Leave out the pictures and copy every record exactly.
____________
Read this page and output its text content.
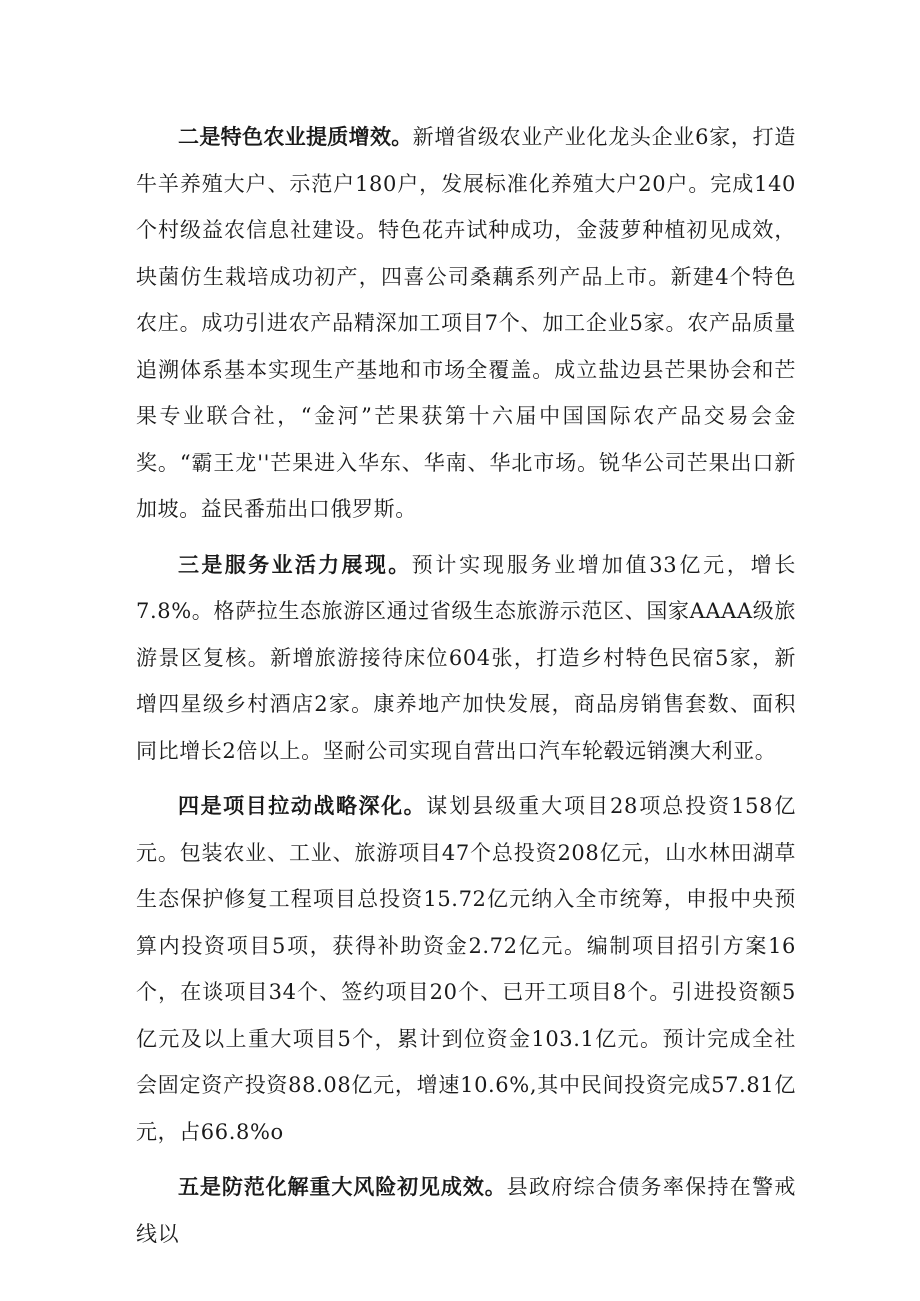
二是特色农业提质增效。新增省级农业产业化龙头企业6家，打造牛羊养殖大户、示范户180户，发展标准化养殖大户20户。完成140个村级益农信息社建设。特色花卉试种成功，金菠萝种植初见成效，块菌仿生栽培成功初产，四喜公司桑藕系列产品上市。新建4个特色农庄。成功引进农产品精深加工项目7个、加工企业5家。农产品质量追溯体系基本实现生产基地和市场全覆盖。成立盐边县芒果协会和芒果专业联合社，“金河”芒果获第十六届中国国际农产品交易会金奖。“霸王龙''芒果进入华东、华南、华北市场。锐华公司芒果出口新加坡。益民番茄出口俄罗斯。

三是服务业活力展现。预计实现服务业增加值33亿元，增长7.8%。格萨拉生态旅游区通过省级生态旅游示范区、国家AAAA级旅游景区复核。新增旅游接待床位604张，打造乡村特色民宿5家，新增四星级乡村酒店2家。康养地产加快发展，商品房销售套数、面积同比增长2倍以上。坚耐公司实现自营出口汽车轮毂远销澳大利亚。

四是项目拉动战略深化。谋划县级重大项目28项总投资158亿元。包装农业、工业、旅游项目47个总投资208亿元，山水林田湖草生态保护修复工程项目总投资15.72亿元纳入全市统筹，申报中央预算内投资项目5项，获得补助资金2.72亿元。编制项目招引方案16个，在谈项目34个、签约项目20个、已开工项目8个。引进投资额5亿元及以上重大项目5个，累计到位资金103.1亿元。预计完成全社会固定资产投资88.08亿元，增速10.6%,其中民间投资完成57.81亿元，占66.8%o

五是防范化解重大风险初见成效。县政府综合债务率保持在警戒线以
____________
**CORRECT ANSWER:**
Read this page and output its text content.
二是特色农业提质增效。新增省级农业产业化龙头企业6家，打造牛羊养殖大户、示范户180户，发展标准化养殖大户20户。完成140个村级益农信息社建设。特色花卉试种成功，金菠萝种植初见成效，块菌仿生栽培成功初产，四喜公司桑藕系列产品上市。新建4个特色农庄。成功引进农产品精深加工项目7个、加工企业5家。农产品质量追溯体系基本实现生产基地和市场全覆盖。成立盐边县芒果协会和芒果专业联合社，“金河”芒果获第十六届中国国际农产品交易会金奖。“霸王龙''芒果进入华东、华南、华北市场。锐华公司芒果出口新加坡。益民番茄出口俄罗斯。

三是服务业活力展现。预计实现服务业增加值33亿元，增长7.8%。格萨拉生态旅游区通过省级生态旅游示范区、国家AAAA级旅游景区复核。新增旅游接待床位604张，打造乡村特色民宿5家，新增四星级乡村酒店2家。康养地产加快发展，商品房销售套数、面积同比增长2倍以上。坚耐公司实现自营出口汽车轮毂远销澳大利亚。

四是项目拉动战略深化。谋划县级重大项目28项总投资158亿元。包装农业、工业、旅游项目47个总投资208亿元，山水林田湖草生态保护修复工程项目总投资15.72亿元纳入全市统筹，申报中央预算内投资项目5项，获得补助资金2.72亿元。编制项目招引方案16个，在谈项目34个、签约项目20个、已开工项目8个。引进投资额5亿元及以上重大项目5个，累计到位资金103.1亿元。预计完成全社会固定资产投资88.08亿元，增速10.6%,其中民间投资完成57.81亿元，占66.8%o

五是防范化解重大风险初见成效。县政府综合债务率保持在警戒线以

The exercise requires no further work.